◆ Prompt ◆
Return the rows starting at the one that contains "pin-label: ピン留めする bbox=[916, 474, 1198, 528]" and ending at the one that contains "conversation-context-menu: 名前変更 ピン留めする", copying each unchanged and including both end rows.

◆ Annotated region listings ◆

***

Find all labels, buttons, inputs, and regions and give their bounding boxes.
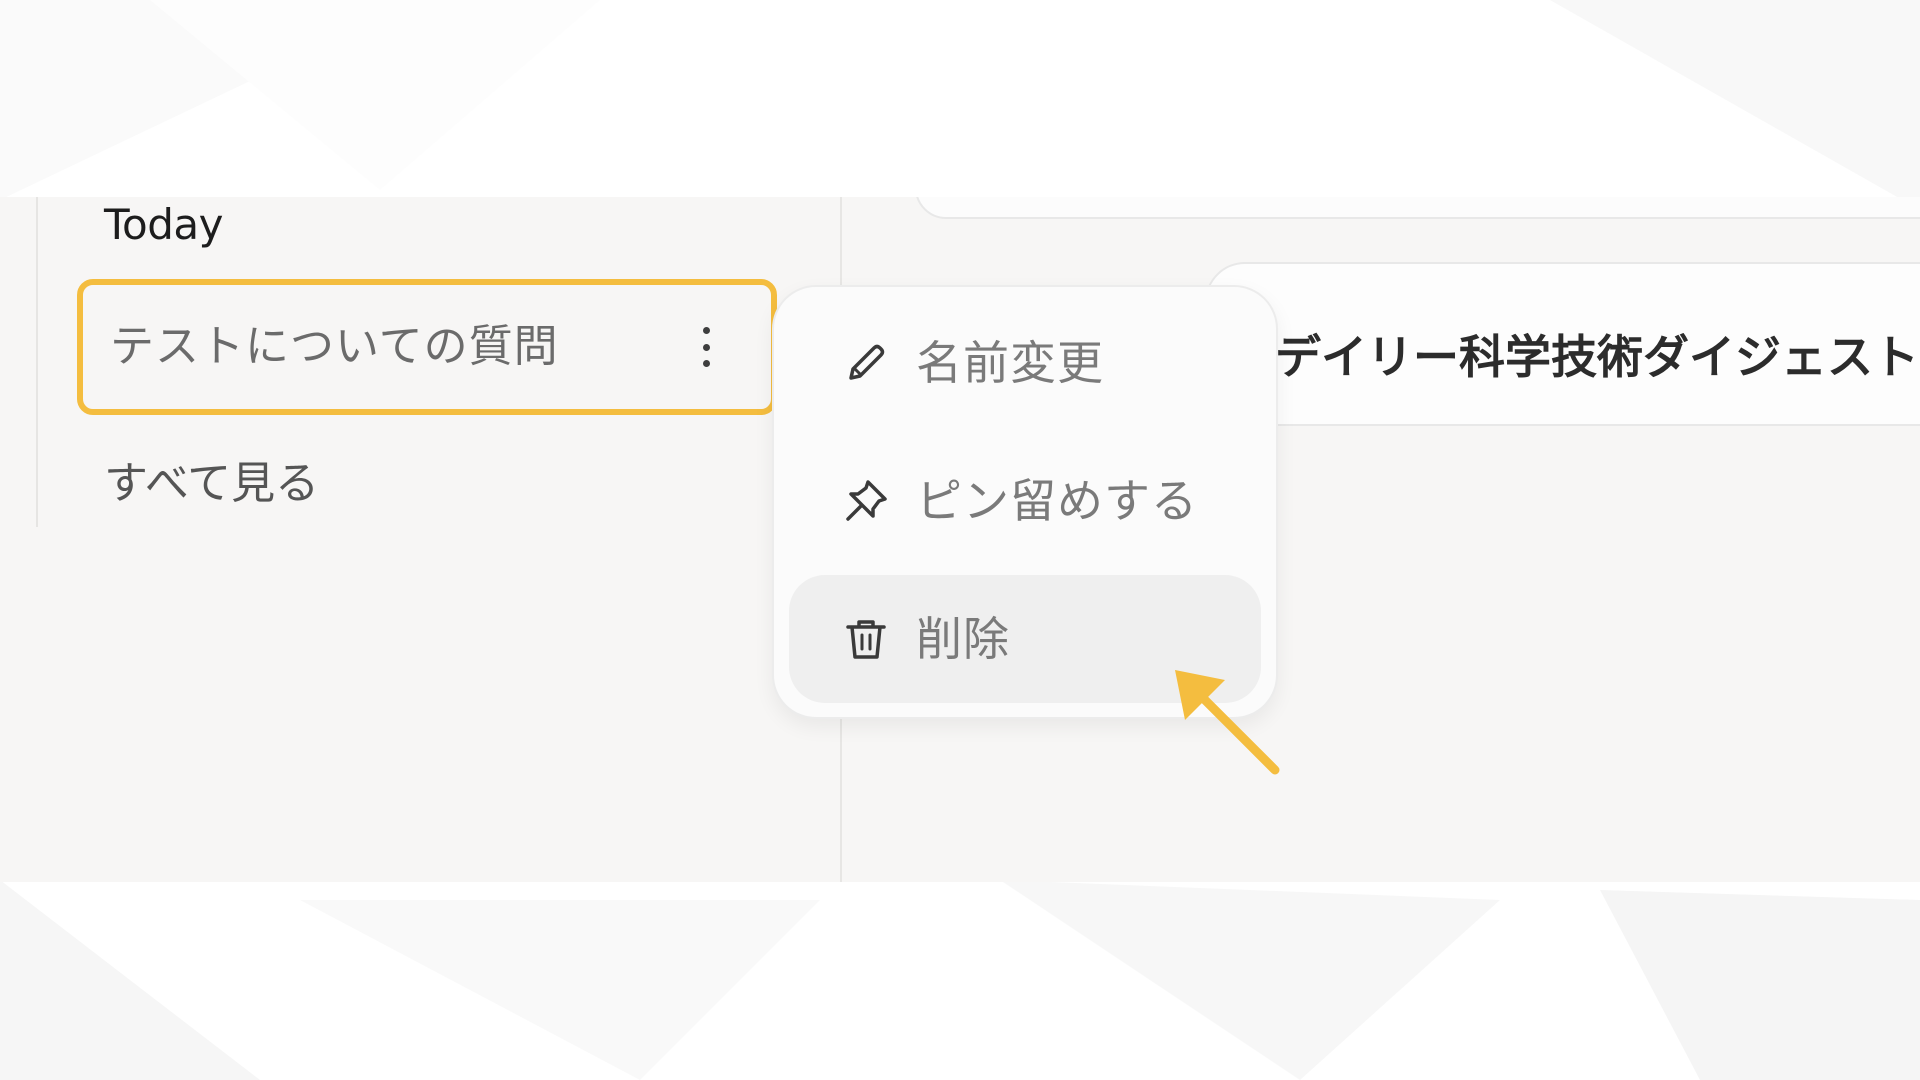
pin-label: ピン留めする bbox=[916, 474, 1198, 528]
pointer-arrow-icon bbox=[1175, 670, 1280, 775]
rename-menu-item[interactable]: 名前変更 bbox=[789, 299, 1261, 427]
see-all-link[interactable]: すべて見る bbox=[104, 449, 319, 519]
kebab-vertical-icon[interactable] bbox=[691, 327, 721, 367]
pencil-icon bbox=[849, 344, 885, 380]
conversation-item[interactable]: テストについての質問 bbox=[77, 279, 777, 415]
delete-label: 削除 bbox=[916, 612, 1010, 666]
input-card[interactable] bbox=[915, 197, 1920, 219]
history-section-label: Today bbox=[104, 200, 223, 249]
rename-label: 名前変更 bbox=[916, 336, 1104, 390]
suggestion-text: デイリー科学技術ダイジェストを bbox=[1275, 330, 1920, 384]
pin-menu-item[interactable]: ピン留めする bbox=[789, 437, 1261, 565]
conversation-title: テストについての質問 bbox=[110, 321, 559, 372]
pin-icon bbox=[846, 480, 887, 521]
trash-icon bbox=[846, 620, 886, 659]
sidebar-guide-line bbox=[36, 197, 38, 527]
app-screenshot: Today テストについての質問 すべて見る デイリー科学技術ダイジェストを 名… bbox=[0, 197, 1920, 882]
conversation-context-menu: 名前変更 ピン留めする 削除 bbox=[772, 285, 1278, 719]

***

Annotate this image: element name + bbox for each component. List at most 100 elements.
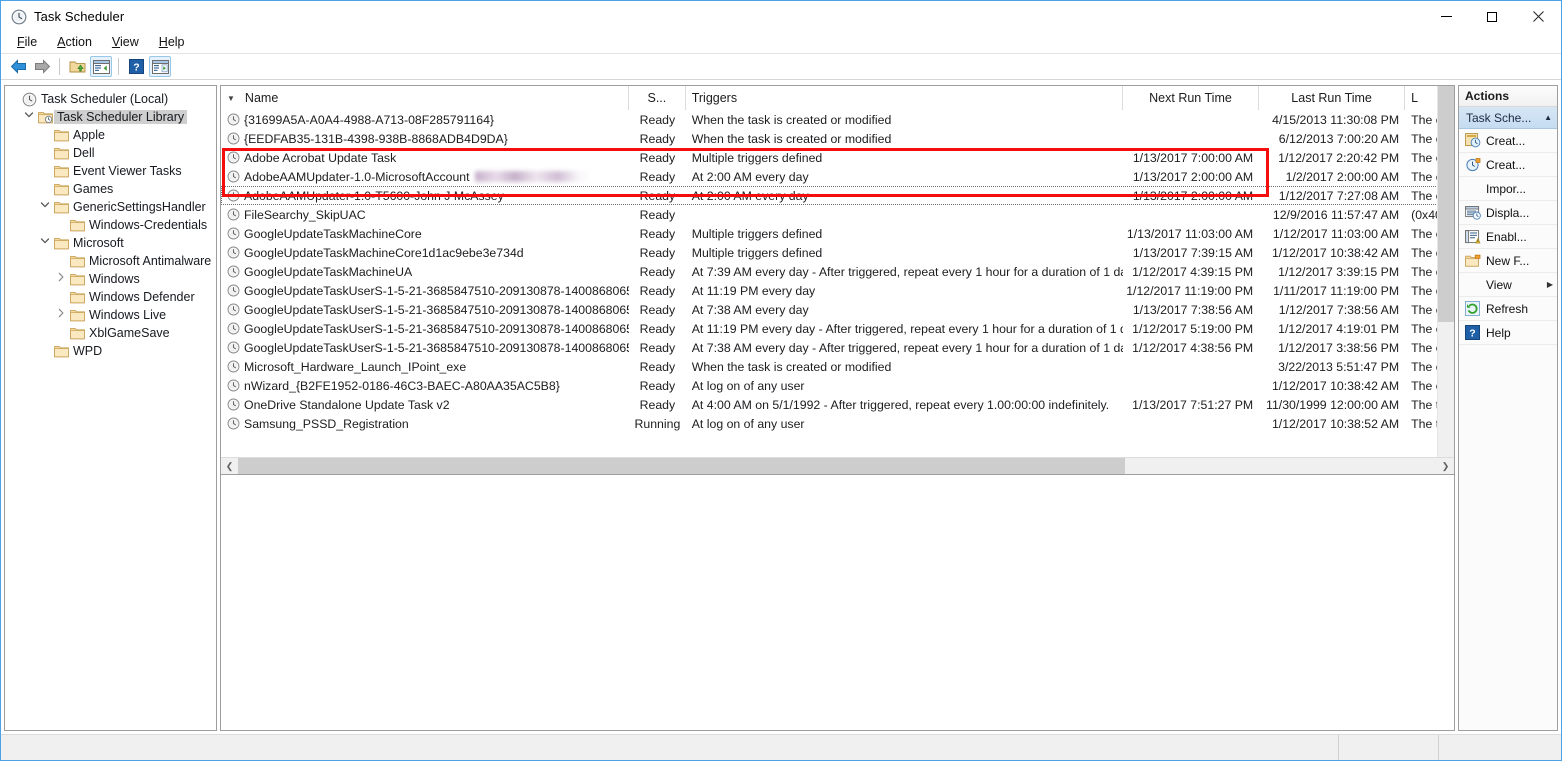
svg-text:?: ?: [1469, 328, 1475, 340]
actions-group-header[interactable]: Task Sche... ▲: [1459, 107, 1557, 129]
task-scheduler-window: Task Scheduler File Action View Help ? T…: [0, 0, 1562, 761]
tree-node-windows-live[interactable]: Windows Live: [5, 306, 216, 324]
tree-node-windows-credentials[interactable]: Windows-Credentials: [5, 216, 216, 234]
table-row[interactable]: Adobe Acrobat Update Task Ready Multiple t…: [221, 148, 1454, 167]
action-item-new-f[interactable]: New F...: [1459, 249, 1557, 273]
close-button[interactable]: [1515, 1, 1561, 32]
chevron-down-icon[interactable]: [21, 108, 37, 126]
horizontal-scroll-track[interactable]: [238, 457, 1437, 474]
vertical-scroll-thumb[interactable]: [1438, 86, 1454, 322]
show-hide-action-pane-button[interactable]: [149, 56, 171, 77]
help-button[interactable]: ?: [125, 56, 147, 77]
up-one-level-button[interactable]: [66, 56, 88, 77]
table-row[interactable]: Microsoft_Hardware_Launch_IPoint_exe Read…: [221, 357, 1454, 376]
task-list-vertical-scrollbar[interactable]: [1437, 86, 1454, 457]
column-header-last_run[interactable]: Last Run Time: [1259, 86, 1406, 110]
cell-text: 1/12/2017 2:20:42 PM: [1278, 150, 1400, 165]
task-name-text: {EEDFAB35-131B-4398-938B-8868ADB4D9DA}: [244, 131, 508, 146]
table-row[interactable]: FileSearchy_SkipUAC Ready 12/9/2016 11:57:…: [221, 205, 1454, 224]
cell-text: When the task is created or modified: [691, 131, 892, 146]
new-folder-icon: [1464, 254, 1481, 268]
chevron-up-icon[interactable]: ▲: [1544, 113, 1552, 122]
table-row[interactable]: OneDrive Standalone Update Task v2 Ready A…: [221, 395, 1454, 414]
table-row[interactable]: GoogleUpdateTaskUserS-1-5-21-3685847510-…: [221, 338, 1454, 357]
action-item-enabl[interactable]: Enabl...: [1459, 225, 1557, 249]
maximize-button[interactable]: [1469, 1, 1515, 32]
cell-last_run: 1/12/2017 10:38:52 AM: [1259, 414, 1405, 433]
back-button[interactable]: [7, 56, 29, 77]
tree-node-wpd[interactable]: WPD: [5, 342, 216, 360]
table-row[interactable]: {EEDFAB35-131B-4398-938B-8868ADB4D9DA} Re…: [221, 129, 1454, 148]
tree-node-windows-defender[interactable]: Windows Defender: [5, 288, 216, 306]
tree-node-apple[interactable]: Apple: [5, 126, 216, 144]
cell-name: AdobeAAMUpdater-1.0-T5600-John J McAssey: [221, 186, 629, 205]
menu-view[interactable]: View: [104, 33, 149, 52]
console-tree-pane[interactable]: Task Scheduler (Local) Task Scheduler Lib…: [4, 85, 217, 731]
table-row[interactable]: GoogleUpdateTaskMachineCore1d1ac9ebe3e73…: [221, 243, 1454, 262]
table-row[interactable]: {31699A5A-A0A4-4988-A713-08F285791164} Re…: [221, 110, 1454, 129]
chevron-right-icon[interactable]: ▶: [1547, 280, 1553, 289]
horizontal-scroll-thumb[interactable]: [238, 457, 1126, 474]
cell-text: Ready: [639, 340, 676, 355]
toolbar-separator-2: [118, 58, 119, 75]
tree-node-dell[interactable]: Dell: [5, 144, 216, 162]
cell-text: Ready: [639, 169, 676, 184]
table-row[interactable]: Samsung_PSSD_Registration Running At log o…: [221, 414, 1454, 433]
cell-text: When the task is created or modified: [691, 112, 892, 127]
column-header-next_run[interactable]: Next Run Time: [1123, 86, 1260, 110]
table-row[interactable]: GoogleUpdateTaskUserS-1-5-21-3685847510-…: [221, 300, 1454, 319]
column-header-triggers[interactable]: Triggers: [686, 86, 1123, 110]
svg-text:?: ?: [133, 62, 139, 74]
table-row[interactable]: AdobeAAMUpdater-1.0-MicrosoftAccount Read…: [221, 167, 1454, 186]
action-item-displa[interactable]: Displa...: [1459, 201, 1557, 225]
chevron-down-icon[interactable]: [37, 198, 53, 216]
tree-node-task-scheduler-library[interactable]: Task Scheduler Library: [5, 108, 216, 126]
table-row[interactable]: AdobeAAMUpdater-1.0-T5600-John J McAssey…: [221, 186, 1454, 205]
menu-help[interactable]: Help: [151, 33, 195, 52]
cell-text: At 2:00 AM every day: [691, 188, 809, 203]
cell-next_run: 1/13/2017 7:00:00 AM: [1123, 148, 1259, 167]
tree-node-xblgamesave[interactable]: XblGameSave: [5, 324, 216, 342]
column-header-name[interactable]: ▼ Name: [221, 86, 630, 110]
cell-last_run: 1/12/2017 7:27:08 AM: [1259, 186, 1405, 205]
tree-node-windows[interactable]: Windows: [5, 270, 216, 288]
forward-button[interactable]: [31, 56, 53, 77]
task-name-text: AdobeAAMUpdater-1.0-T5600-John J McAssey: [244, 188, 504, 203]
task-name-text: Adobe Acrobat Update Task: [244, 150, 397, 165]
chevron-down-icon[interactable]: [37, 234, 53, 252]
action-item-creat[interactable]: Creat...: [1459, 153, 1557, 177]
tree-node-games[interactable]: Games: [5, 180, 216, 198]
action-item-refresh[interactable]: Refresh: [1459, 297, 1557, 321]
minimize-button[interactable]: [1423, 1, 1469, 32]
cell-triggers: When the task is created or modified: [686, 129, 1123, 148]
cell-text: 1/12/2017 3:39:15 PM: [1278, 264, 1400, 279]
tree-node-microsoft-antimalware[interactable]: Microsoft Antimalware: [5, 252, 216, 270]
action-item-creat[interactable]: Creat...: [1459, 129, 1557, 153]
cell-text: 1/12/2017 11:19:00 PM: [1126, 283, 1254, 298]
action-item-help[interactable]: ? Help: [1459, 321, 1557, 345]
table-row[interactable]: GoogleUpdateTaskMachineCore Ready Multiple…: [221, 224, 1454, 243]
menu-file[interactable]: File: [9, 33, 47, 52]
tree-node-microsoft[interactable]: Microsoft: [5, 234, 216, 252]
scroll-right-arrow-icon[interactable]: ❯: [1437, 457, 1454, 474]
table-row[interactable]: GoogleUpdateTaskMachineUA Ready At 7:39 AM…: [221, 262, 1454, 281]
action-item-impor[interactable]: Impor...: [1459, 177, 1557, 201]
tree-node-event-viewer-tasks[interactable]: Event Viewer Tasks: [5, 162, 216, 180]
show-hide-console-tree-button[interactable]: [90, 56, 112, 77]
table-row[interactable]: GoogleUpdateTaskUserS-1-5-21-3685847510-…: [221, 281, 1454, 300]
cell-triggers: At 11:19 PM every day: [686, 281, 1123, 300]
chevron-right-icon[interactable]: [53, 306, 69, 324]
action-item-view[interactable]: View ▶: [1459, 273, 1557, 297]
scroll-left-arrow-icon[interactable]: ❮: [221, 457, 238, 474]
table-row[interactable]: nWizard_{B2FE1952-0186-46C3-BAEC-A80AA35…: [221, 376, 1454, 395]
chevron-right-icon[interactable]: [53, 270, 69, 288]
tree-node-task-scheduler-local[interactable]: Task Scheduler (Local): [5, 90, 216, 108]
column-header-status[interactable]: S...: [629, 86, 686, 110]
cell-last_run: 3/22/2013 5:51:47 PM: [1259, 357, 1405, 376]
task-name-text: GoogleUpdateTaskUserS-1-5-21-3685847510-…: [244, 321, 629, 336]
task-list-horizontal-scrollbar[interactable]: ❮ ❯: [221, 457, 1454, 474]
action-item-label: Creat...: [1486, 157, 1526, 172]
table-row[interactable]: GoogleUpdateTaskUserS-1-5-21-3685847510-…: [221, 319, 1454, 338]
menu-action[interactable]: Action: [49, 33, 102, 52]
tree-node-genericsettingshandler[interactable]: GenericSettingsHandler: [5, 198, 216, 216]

***

◆ Output for this task ◆
pin-label: ピン留めする bbox=[916, 474, 1198, 528]
pointer-arrow-icon bbox=[1175, 670, 1280, 775]
rename-menu-item[interactable]: 名前変更 bbox=[789, 299, 1261, 427]
see-all-link[interactable]: すべて見る bbox=[104, 449, 319, 519]
kebab-vertical-icon[interactable] bbox=[691, 327, 721, 367]
pencil-icon bbox=[849, 344, 885, 380]
conversation-item[interactable]: テストについての質問 bbox=[77, 279, 777, 415]
delete-label: 削除 bbox=[916, 612, 1010, 666]
input-card[interactable] bbox=[915, 197, 1920, 219]
history-section-label: Today bbox=[104, 200, 223, 249]
rename-label: 名前変更 bbox=[916, 336, 1104, 390]
suggestion-text: デイリー科学技術ダイジェストを bbox=[1275, 330, 1920, 384]
pin-menu-item[interactable]: ピン留めする bbox=[789, 437, 1261, 565]
conversation-title: テストについての質問 bbox=[110, 321, 559, 372]
pin-icon bbox=[846, 480, 887, 521]
trash-icon bbox=[846, 620, 886, 659]
sidebar-guide-line bbox=[36, 197, 38, 527]
app-screenshot: Today テストについての質問 すべて見る デイリー科学技術ダイジェストを 名… bbox=[0, 197, 1920, 882]
conversation-context-menu: 名前変更 ピン留めする 削除 bbox=[772, 285, 1278, 719]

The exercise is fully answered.